Exercise materials
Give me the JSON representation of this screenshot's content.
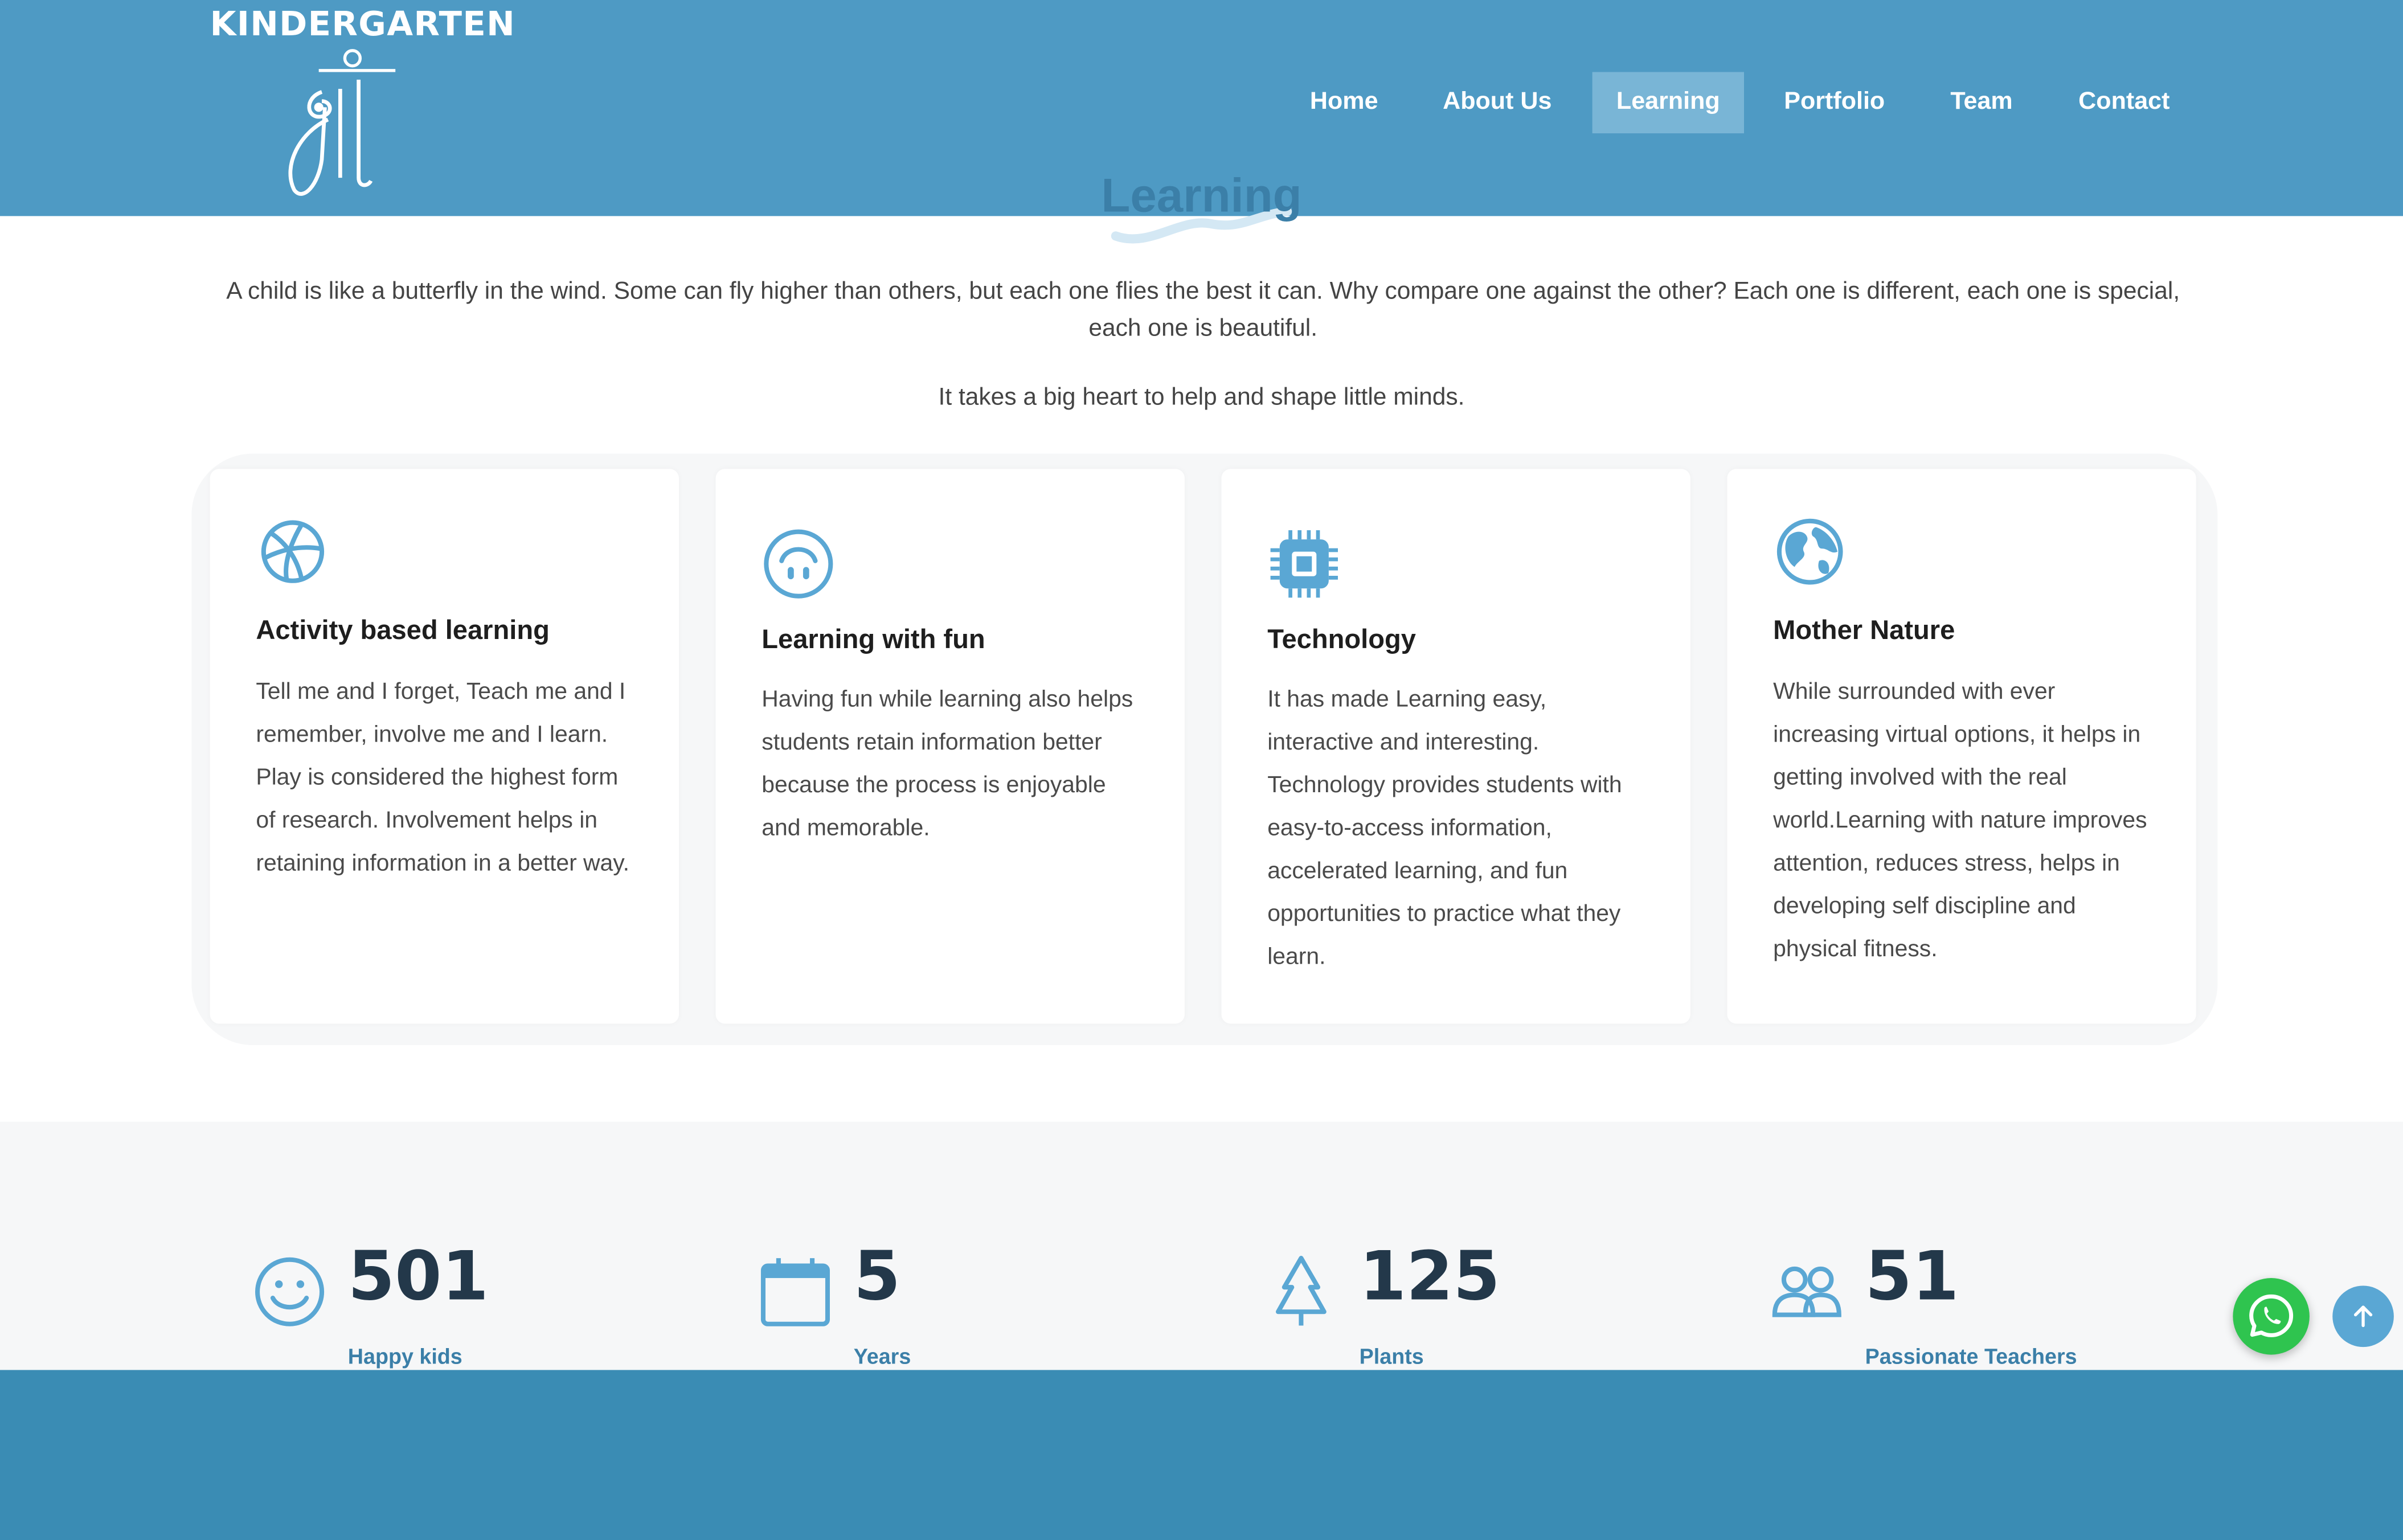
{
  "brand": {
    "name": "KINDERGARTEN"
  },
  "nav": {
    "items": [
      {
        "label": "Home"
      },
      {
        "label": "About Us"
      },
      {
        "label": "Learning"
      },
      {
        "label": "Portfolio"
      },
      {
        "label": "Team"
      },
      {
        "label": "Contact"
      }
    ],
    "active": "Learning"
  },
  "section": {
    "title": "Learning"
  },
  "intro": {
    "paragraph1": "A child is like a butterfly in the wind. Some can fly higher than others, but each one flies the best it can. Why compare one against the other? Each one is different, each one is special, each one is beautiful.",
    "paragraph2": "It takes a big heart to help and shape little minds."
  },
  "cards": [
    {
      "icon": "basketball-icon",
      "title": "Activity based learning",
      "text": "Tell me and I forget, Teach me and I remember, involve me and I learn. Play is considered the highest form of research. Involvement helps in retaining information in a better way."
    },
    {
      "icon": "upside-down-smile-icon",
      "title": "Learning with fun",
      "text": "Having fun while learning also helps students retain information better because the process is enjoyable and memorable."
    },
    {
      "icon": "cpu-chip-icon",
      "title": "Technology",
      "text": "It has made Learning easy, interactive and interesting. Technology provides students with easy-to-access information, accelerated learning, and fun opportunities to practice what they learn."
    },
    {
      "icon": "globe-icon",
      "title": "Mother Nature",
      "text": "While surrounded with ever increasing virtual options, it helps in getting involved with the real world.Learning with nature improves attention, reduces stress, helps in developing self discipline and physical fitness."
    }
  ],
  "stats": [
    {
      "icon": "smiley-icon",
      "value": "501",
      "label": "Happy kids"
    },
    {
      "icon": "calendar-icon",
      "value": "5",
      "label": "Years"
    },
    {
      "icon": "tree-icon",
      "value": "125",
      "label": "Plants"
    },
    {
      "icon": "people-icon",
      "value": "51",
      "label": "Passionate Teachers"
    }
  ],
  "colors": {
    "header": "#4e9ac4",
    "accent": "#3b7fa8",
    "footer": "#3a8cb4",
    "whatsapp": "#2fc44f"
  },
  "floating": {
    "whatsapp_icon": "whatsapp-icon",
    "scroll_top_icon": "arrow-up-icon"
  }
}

Instructions for the task
Which lines in the records above contain the string "better"? Copy each one.

Task answer
      "text": "Tell me and I forget, Teach me and I remember, involve me and I learn. Play is considered the highest form of research. Involvement helps in retaining information in a better way."
      "text": "Having fun while learning also helps students retain information better because the process is enjoyable and memorable."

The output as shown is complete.